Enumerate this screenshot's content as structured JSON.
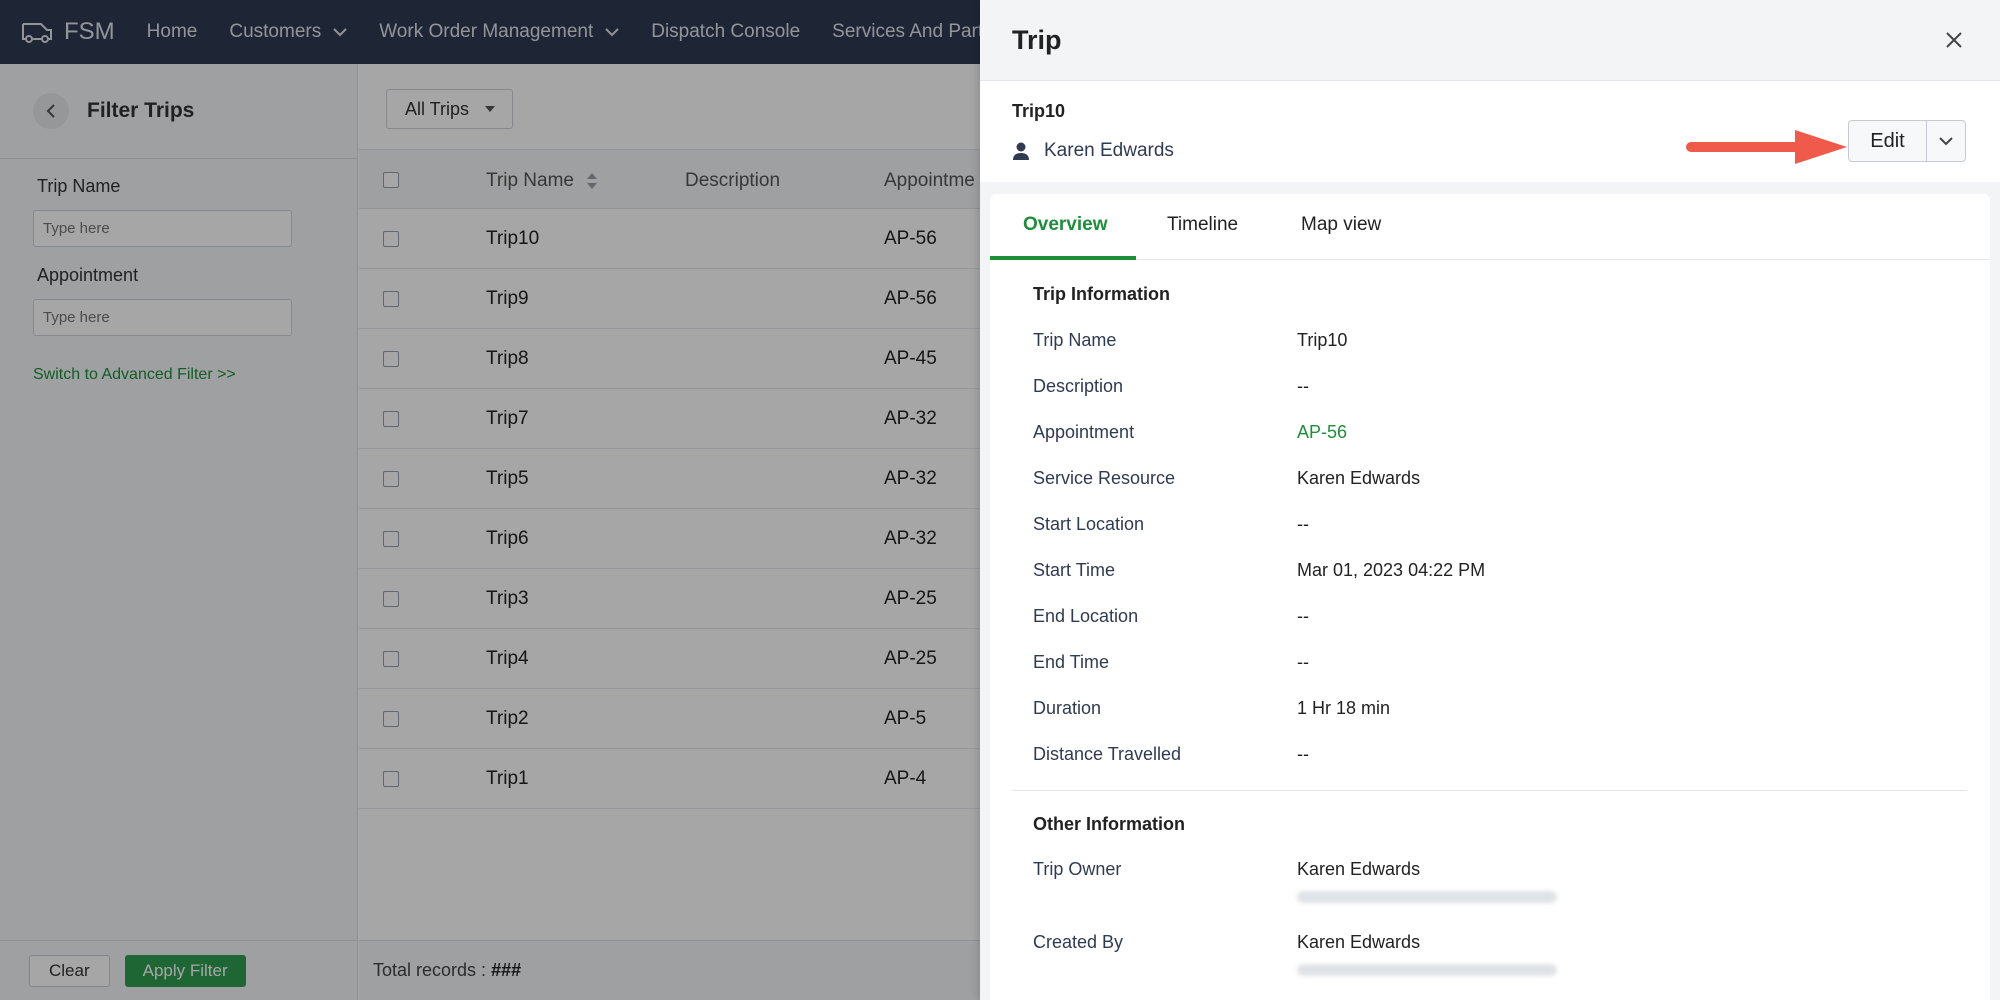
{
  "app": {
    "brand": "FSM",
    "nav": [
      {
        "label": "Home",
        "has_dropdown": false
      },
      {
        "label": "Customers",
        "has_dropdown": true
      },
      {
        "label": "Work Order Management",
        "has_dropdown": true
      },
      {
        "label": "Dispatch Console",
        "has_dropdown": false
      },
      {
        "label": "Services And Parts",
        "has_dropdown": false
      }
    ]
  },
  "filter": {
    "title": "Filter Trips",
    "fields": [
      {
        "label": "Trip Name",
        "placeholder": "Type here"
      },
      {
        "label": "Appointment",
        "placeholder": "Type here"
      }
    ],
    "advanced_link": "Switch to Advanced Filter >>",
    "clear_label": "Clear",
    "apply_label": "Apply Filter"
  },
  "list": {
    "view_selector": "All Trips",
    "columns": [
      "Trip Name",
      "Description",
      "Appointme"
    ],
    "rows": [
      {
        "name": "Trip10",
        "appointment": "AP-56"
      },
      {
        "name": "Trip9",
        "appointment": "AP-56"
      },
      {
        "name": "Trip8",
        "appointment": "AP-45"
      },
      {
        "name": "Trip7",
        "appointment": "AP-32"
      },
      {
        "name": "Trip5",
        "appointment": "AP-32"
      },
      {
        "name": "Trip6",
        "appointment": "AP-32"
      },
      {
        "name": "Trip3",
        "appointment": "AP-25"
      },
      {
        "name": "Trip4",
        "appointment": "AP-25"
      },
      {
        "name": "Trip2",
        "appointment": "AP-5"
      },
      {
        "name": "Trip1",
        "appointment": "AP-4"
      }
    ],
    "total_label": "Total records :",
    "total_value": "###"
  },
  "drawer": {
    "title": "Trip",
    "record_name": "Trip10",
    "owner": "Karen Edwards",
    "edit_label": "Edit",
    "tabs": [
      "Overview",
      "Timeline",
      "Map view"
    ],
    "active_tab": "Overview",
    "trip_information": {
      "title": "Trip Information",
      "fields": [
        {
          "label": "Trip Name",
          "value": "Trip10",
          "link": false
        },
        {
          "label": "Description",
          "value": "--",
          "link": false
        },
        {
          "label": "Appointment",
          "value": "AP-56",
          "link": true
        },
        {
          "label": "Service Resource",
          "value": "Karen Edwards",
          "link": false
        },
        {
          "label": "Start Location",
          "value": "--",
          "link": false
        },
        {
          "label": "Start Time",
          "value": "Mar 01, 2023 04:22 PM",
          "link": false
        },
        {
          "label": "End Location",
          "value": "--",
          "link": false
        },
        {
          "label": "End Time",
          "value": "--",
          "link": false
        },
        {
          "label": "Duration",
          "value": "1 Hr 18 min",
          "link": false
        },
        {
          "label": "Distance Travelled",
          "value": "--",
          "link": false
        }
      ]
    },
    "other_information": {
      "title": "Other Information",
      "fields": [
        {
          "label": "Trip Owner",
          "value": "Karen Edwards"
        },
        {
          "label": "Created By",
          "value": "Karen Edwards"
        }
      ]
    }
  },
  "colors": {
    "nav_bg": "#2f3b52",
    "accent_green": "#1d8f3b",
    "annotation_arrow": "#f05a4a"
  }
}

**Given exercise**
Take the listing and print it again exactly, but without any pictures.

**Complete output**
Enumerate this screenshot's content as structured JSON.
{
  "app": {
    "brand": "FSM",
    "nav": [
      {
        "label": "Home",
        "has_dropdown": false
      },
      {
        "label": "Customers",
        "has_dropdown": true
      },
      {
        "label": "Work Order Management",
        "has_dropdown": true
      },
      {
        "label": "Dispatch Console",
        "has_dropdown": false
      },
      {
        "label": "Services And Parts",
        "has_dropdown": false
      }
    ]
  },
  "filter": {
    "title": "Filter Trips",
    "fields": [
      {
        "label": "Trip Name",
        "placeholder": "Type here"
      },
      {
        "label": "Appointment",
        "placeholder": "Type here"
      }
    ],
    "advanced_link": "Switch to Advanced Filter >>",
    "clear_label": "Clear",
    "apply_label": "Apply Filter"
  },
  "list": {
    "view_selector": "All Trips",
    "columns": [
      "Trip Name",
      "Description",
      "Appointme"
    ],
    "rows": [
      {
        "name": "Trip10",
        "appointment": "AP-56"
      },
      {
        "name": "Trip9",
        "appointment": "AP-56"
      },
      {
        "name": "Trip8",
        "appointment": "AP-45"
      },
      {
        "name": "Trip7",
        "appointment": "AP-32"
      },
      {
        "name": "Trip5",
        "appointment": "AP-32"
      },
      {
        "name": "Trip6",
        "appointment": "AP-32"
      },
      {
        "name": "Trip3",
        "appointment": "AP-25"
      },
      {
        "name": "Trip4",
        "appointment": "AP-25"
      },
      {
        "name": "Trip2",
        "appointment": "AP-5"
      },
      {
        "name": "Trip1",
        "appointment": "AP-4"
      }
    ],
    "total_label": "Total records :",
    "total_value": "###"
  },
  "drawer": {
    "title": "Trip",
    "record_name": "Trip10",
    "owner": "Karen Edwards",
    "edit_label": "Edit",
    "tabs": [
      "Overview",
      "Timeline",
      "Map view"
    ],
    "active_tab": "Overview",
    "trip_information": {
      "title": "Trip Information",
      "fields": [
        {
          "label": "Trip Name",
          "value": "Trip10",
          "link": false
        },
        {
          "label": "Description",
          "value": "--",
          "link": false
        },
        {
          "label": "Appointment",
          "value": "AP-56",
          "link": true
        },
        {
          "label": "Service Resource",
          "value": "Karen Edwards",
          "link": false
        },
        {
          "label": "Start Location",
          "value": "--",
          "link": false
        },
        {
          "label": "Start Time",
          "value": "Mar 01, 2023 04:22 PM",
          "link": false
        },
        {
          "label": "End Location",
          "value": "--",
          "link": false
        },
        {
          "label": "End Time",
          "value": "--",
          "link": false
        },
        {
          "label": "Duration",
          "value": "1 Hr 18 min",
          "link": false
        },
        {
          "label": "Distance Travelled",
          "value": "--",
          "link": false
        }
      ]
    },
    "other_information": {
      "title": "Other Information",
      "fields": [
        {
          "label": "Trip Owner",
          "value": "Karen Edwards"
        },
        {
          "label": "Created By",
          "value": "Karen Edwards"
        }
      ]
    }
  },
  "colors": {
    "nav_bg": "#2f3b52",
    "accent_green": "#1d8f3b",
    "annotation_arrow": "#f05a4a"
  }
}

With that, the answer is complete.